From the first line to the last, please write out the data exactly.

───── Materials provided

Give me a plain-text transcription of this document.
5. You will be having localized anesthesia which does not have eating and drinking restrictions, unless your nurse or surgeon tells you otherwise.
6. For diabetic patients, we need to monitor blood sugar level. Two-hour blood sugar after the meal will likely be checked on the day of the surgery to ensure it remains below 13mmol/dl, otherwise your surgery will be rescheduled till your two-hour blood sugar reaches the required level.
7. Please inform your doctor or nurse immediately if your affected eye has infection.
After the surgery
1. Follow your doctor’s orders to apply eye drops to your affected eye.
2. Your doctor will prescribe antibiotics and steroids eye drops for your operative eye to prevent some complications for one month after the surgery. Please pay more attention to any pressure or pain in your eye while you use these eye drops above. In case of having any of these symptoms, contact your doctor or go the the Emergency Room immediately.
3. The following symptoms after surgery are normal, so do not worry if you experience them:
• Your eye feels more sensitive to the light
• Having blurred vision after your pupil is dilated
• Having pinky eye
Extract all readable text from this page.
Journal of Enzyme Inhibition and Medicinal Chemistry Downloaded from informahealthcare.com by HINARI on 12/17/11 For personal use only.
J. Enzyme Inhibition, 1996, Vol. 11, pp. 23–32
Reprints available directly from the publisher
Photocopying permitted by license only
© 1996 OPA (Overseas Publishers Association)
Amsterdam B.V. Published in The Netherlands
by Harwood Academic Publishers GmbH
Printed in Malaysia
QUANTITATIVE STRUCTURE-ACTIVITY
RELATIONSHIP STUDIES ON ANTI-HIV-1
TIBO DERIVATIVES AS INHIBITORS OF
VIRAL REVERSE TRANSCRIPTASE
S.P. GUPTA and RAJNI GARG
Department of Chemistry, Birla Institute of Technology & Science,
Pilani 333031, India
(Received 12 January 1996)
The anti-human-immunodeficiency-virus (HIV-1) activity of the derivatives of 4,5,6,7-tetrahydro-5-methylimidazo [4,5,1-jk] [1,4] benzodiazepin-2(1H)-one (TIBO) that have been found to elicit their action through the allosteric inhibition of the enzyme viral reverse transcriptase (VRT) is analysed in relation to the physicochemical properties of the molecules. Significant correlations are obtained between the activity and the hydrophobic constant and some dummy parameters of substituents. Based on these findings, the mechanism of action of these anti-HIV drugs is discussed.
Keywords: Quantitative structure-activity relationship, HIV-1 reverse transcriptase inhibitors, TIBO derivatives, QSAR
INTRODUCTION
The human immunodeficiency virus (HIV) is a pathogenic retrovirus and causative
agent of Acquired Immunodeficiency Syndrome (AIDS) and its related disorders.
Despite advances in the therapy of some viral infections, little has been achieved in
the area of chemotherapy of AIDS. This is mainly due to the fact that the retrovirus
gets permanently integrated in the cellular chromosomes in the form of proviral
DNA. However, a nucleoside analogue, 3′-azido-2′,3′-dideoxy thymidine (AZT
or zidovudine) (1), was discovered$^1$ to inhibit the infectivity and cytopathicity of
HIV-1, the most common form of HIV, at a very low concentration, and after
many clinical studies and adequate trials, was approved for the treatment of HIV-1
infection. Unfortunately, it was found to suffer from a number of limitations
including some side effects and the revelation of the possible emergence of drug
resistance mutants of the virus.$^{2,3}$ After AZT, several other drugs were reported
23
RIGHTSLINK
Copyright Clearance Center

──────────

**Expected answer**
Give me a plain-text transcription of this document.
5. You will be having localized anesthesia which does not have eating and drinking restrictions, unless your nurse or surgeon tells you otherwise.
6. For diabetic patients, we need to monitor blood sugar level. Two-hour blood sugar after the meal will likely be checked on the day of the surgery to ensure it remains below 13mmol/dl, otherwise your surgery will be rescheduled till your two-hour blood sugar reaches the required level.
7. Please inform your doctor or nurse immediately if your affected eye has infection.
After the surgery
1. Follow your doctor’s orders to apply eye drops to your affected eye.
2. Your doctor will prescribe antibiotics and steroids eye drops for your operative eye to prevent some complications for one month after the surgery. Please pay more attention to any pressure or pain in your eye while you use these eye drops above. In case of having any of these symptoms, contact your doctor or go the the Emergency Room immediately.
3. The following symptoms after surgery are normal, so do not worry if you experience them:
• Your eye feels more sensitive to the light
• Having blurred vision after your pupil is dilated
• Having pinky eye
Extract all readable text from this page.
Journal of Enzyme Inhibition and Medicinal Chemistry Downloaded from informahealthcare.com by HINARI on 12/17/11 For personal use only.
J. Enzyme Inhibition, 1996, Vol. 11, pp. 23–32
Reprints available directly from the publisher
Photocopying permitted by license only
© 1996 OPA (Overseas Publishers Association)
Amsterdam B.V. Published in The Netherlands
by Harwood Academic Publishers GmbH
Printed in Malaysia
QUANTITATIVE STRUCTURE-ACTIVITY
RELATIONSHIP STUDIES ON ANTI-HIV-1
TIBO DERIVATIVES AS INHIBITORS OF
VIRAL REVERSE TRANSCRIPTASE
S.P. GUPTA and RAJNI GARG
Department of Chemistry, Birla Institute of Technology & Science,
Pilani 333031, India
(Received 12 January 1996)
The anti-human-immunodeficiency-virus (HIV-1) activity of the derivatives of 4,5,6,7-tetrahydro-5-methylimidazo [4,5,1-jk] [1,4] benzodiazepin-2(1H)-one (TIBO) that have been found to elicit their action through the allosteric inhibition of the enzyme viral reverse transcriptase (VRT) is analysed in relation to the physicochemical properties of the molecules. Significant correlations are obtained between the activity and the hydrophobic constant and some dummy parameters of substituents. Based on these findings, the mechanism of action of these anti-HIV drugs is discussed.
Keywords: Quantitative structure-activity relationship, HIV-1 reverse transcriptase inhibitors, TIBO derivatives, QSAR
INTRODUCTION
The human immunodeficiency virus (HIV) is a pathogenic retrovirus and causative
agent of Acquired Immunodeficiency Syndrome (AIDS) and its related disorders.
Despite advances in the therapy of some viral infections, little has been achieved in
the area of chemotherapy of AIDS. This is mainly due to the fact that the retrovirus
gets permanently integrated in the cellular chromosomes in the form of proviral
DNA. However, a nucleoside analogue, 3′-azido-2′,3′-dideoxy thymidine (AZT
or zidovudine) (1), was discovered$^1$ to inhibit the infectivity and cytopathicity of
HIV-1, the most common form of HIV, at a very low concentration, and after
many clinical studies and adequate trials, was approved for the treatment of HIV-1
infection. Unfortunately, it was found to suffer from a number of limitations
including some side effects and the revelation of the possible emergence of drug
resistance mutants of the virus.$^{2,3}$ After AZT, several other drugs were reported
23
RIGHTSLINK
Copyright Clearance Center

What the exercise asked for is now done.